--- Start DATA LINES ---

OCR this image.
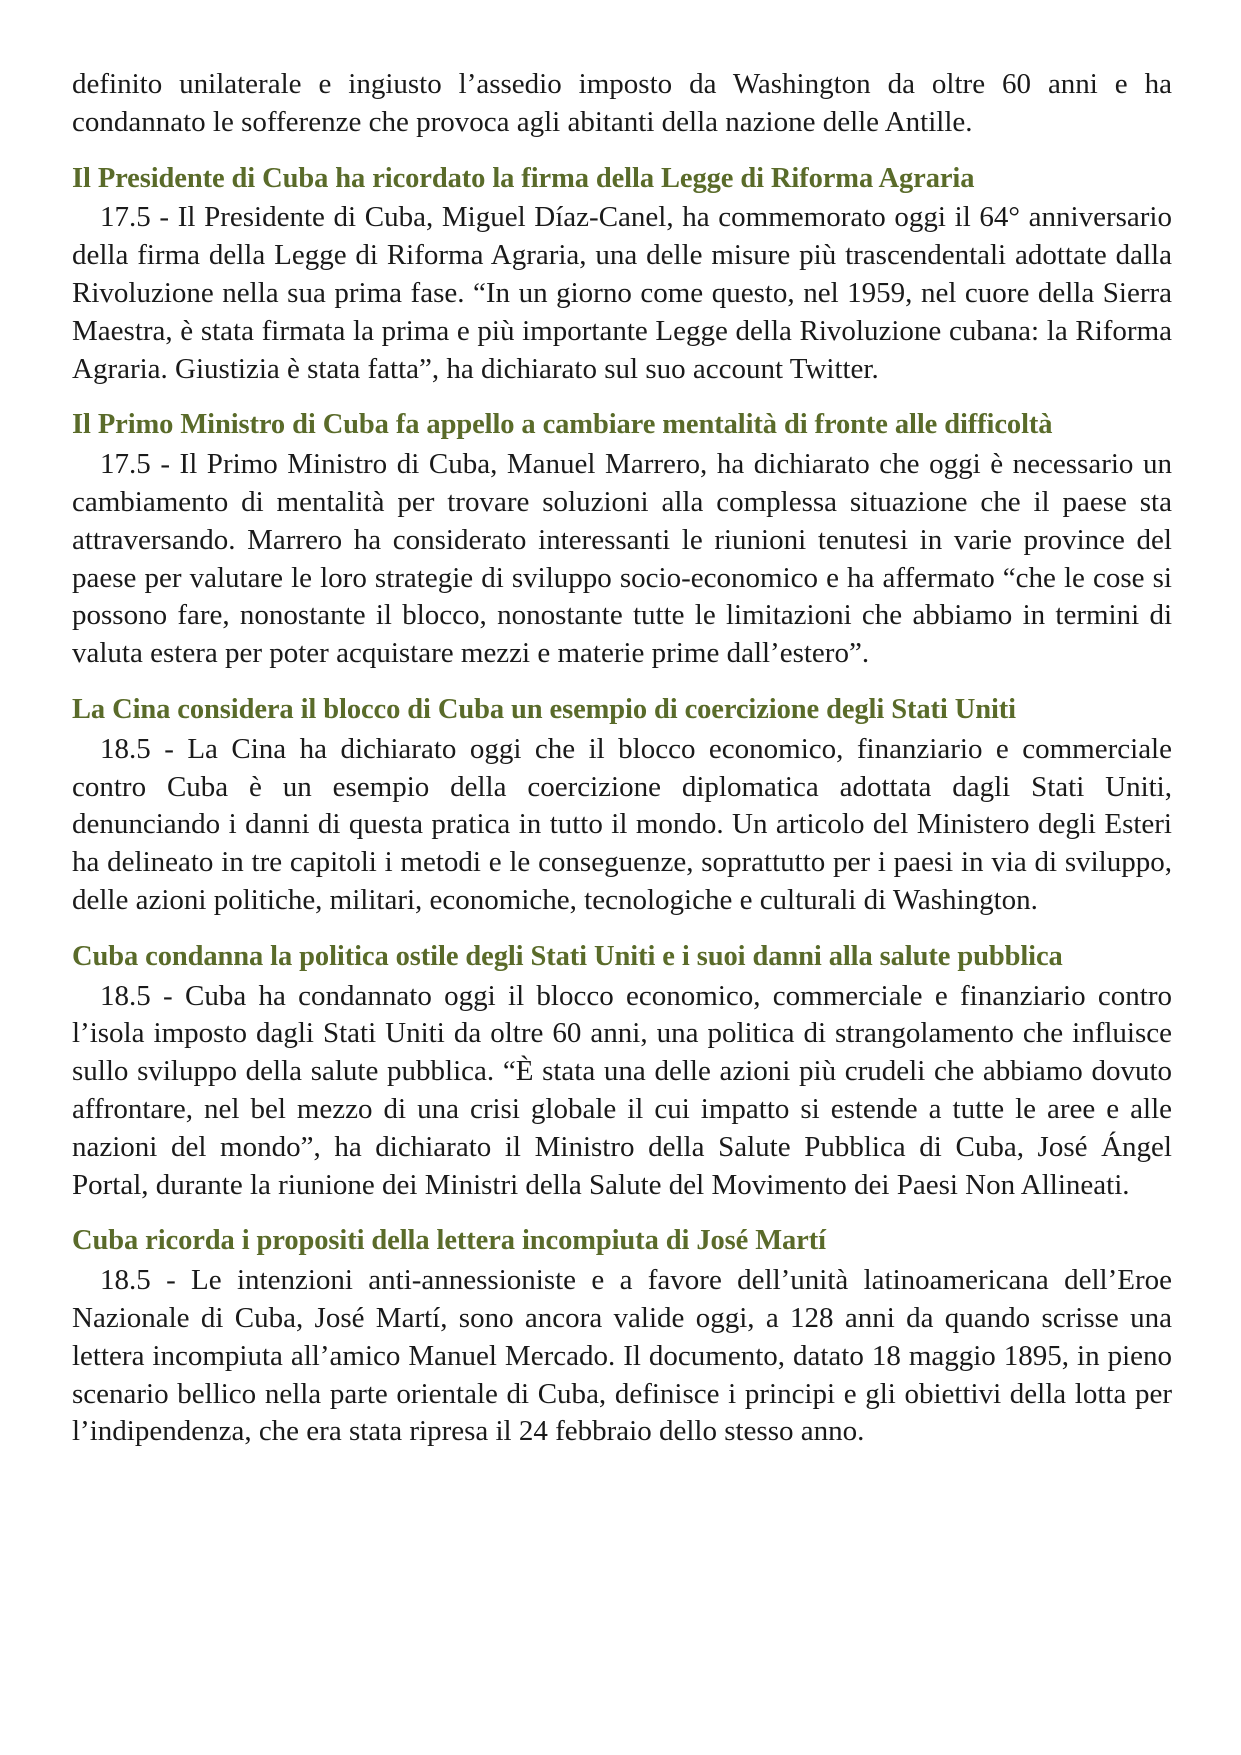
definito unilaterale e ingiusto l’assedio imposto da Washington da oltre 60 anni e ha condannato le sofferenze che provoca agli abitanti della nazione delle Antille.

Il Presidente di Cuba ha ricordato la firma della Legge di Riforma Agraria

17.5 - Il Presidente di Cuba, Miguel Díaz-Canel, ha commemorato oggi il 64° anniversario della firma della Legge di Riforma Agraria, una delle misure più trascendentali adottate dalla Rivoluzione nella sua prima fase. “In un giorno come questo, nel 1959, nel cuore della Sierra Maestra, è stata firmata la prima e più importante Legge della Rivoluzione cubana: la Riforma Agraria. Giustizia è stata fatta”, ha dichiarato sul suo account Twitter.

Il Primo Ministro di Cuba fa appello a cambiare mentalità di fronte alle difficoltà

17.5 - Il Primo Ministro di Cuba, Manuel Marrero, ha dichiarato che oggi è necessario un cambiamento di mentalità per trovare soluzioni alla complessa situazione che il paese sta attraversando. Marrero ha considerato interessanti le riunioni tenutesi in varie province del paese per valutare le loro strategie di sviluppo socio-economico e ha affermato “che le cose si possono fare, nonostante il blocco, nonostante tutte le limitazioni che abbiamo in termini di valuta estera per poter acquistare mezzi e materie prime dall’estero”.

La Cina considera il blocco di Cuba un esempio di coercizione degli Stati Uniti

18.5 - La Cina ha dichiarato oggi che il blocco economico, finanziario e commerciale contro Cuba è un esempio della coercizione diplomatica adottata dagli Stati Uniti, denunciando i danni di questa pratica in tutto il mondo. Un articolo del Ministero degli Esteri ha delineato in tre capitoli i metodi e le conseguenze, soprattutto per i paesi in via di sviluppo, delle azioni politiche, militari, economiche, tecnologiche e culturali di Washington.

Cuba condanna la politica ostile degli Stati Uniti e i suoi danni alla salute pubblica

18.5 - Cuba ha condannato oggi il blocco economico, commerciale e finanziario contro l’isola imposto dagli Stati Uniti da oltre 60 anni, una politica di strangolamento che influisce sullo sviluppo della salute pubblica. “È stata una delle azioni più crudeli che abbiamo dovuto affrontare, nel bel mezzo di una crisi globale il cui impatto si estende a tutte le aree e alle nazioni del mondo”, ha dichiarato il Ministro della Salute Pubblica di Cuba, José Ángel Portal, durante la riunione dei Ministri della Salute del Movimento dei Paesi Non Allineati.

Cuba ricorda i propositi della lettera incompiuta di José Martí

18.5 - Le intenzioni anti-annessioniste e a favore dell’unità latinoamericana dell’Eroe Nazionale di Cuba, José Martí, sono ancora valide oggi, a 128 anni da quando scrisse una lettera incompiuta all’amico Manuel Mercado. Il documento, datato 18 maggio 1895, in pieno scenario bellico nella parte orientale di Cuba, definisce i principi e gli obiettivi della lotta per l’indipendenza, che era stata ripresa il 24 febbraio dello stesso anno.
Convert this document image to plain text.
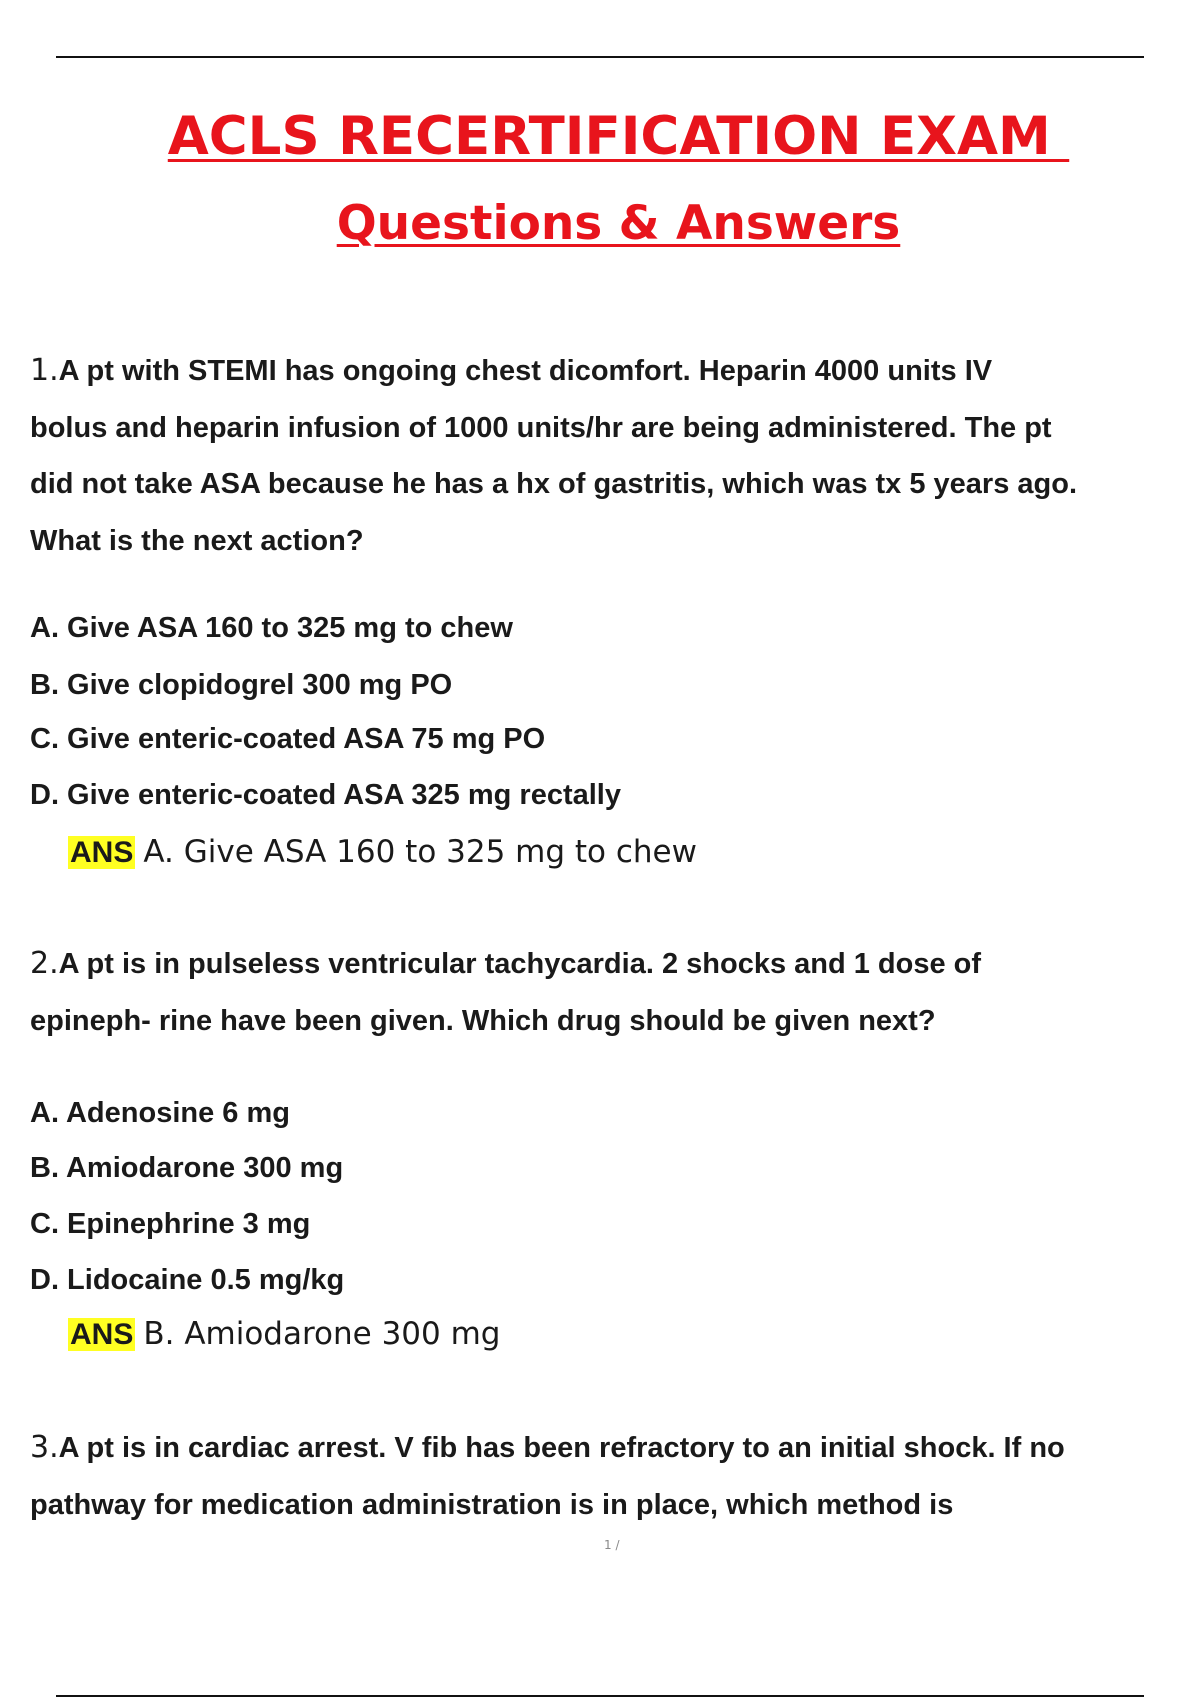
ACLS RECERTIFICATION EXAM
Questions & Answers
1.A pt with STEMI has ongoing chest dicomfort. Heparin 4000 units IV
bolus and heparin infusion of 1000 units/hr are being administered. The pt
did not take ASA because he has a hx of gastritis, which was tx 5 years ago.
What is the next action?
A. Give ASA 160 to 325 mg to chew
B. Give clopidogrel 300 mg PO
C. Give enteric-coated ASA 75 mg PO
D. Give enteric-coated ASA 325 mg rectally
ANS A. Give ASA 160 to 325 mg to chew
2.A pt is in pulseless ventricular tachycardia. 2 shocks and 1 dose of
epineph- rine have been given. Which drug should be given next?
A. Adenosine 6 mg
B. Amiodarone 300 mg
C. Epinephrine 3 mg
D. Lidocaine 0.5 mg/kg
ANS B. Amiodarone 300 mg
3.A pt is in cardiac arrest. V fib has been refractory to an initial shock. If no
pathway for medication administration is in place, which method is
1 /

--- End DATA LINES ---

EXERCISE —
Reproduce each entry verbatim, excluding any embedded images.

CORRECT OUTPUT —
OCR this image.
definito unilaterale e ingiusto l’assedio imposto da Washington da oltre 60 anni e ha condannato le sofferenze che provoca agli abitanti della nazione delle Antille.

Il Presidente di Cuba ha ricordato la firma della Legge di Riforma Agraria

17.5 - Il Presidente di Cuba, Miguel Díaz-Canel, ha commemorato oggi il 64° anniversario della firma della Legge di Riforma Agraria, una delle misure più trascendentali adottate dalla Rivoluzione nella sua prima fase. “In un giorno come questo, nel 1959, nel cuore della Sierra Maestra, è stata firmata la prima e più importante Legge della Rivoluzione cubana: la Riforma Agraria. Giustizia è stata fatta”, ha dichiarato sul suo account Twitter.

Il Primo Ministro di Cuba fa appello a cambiare mentalità di fronte alle difficoltà

17.5 - Il Primo Ministro di Cuba, Manuel Marrero, ha dichiarato che oggi è necessario un cambiamento di mentalità per trovare soluzioni alla complessa situazione che il paese sta attraversando. Marrero ha considerato interessanti le riunioni tenutesi in varie province del paese per valutare le loro strategie di sviluppo socio-economico e ha affermato “che le cose si possono fare, nonostante il blocco, nonostante tutte le limitazioni che abbiamo in termini di valuta estera per poter acquistare mezzi e materie prime dall’estero”.

La Cina considera il blocco di Cuba un esempio di coercizione degli Stati Uniti

18.5 - La Cina ha dichiarato oggi che il blocco economico, finanziario e commerciale contro Cuba è un esempio della coercizione diplomatica adottata dagli Stati Uniti, denunciando i danni di questa pratica in tutto il mondo. Un articolo del Ministero degli Esteri ha delineato in tre capitoli i metodi e le conseguenze, soprattutto per i paesi in via di sviluppo, delle azioni politiche, militari, economiche, tecnologiche e culturali di Washington.

Cuba condanna la politica ostile degli Stati Uniti e i suoi danni alla salute pubblica

18.5 - Cuba ha condannato oggi il blocco economico, commerciale e finanziario contro l’isola imposto dagli Stati Uniti da oltre 60 anni, una politica di strangolamento che influisce sullo sviluppo della salute pubblica. “È stata una delle azioni più crudeli che abbiamo dovuto affrontare, nel bel mezzo di una crisi globale il cui impatto si estende a tutte le aree e alle nazioni del mondo”, ha dichiarato il Ministro della Salute Pubblica di Cuba, José Ángel Portal, durante la riunione dei Ministri della Salute del Movimento dei Paesi Non Allineati.

Cuba ricorda i propositi della lettera incompiuta di José Martí

18.5 - Le intenzioni anti-annessioniste e a favore dell’unità latinoamericana dell’Eroe Nazionale di Cuba, José Martí, sono ancora valide oggi, a 128 anni da quando scrisse una lettera incompiuta all’amico Manuel Mercado. Il documento, datato 18 maggio 1895, in pieno scenario bellico nella parte orientale di Cuba, definisce i principi e gli obiettivi della lotta per l’indipendenza, che era stata ripresa il 24 febbraio dello stesso anno.
Convert this document image to plain text.
ACLS RECERTIFICATION EXAM
Questions & Answers
1.A pt with STEMI has ongoing chest dicomfort. Heparin 4000 units IV
bolus and heparin infusion of 1000 units/hr are being administered. The pt
did not take ASA because he has a hx of gastritis, which was tx 5 years ago.
What is the next action?
A. Give ASA 160 to 325 mg to chew
B. Give clopidogrel 300 mg PO
C. Give enteric-coated ASA 75 mg PO
D. Give enteric-coated ASA 325 mg rectally
ANS A. Give ASA 160 to 325 mg to chew
2.A pt is in pulseless ventricular tachycardia. 2 shocks and 1 dose of
epineph- rine have been given. Which drug should be given next?
A. Adenosine 6 mg
B. Amiodarone 300 mg
C. Epinephrine 3 mg
D. Lidocaine 0.5 mg/kg
ANS B. Amiodarone 300 mg
3.A pt is in cardiac arrest. V fib has been refractory to an initial shock. If no
pathway for medication administration is in place, which method is
1 /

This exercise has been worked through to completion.